### OBJECTIVE
Give the number of lines holding the string "feet", and nothing else.

A run of records
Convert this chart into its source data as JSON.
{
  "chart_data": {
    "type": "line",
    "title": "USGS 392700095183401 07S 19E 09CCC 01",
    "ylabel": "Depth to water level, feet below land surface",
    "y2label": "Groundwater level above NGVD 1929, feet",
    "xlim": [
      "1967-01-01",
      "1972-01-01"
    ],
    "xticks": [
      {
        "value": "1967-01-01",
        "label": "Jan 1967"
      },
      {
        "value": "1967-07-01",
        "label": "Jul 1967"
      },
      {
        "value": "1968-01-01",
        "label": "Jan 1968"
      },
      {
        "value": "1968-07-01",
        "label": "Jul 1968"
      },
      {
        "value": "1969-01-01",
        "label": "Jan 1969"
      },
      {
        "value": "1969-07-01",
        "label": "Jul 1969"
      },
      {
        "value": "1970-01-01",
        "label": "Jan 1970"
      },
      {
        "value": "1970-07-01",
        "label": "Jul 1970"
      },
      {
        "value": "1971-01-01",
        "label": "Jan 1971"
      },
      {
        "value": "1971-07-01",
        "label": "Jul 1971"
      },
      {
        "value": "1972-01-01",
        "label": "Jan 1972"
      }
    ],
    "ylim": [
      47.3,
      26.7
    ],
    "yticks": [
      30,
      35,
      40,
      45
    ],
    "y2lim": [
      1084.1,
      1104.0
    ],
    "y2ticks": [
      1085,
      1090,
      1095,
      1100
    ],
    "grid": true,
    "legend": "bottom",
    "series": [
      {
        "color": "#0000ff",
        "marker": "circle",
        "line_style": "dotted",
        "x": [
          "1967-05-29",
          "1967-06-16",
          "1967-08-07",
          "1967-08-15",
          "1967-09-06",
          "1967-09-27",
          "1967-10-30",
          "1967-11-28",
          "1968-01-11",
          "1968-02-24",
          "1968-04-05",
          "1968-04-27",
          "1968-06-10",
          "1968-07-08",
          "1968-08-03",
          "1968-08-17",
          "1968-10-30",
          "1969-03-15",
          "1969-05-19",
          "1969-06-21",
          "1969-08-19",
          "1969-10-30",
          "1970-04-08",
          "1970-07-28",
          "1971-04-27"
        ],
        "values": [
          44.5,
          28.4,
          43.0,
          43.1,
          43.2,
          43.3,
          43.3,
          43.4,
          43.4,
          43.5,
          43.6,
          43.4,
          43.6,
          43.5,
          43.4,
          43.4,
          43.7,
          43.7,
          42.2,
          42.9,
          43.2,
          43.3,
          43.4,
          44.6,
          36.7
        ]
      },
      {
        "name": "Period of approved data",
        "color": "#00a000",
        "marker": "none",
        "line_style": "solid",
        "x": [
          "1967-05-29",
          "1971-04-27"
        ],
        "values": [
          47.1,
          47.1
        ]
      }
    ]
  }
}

### SOLUTION BELOW
2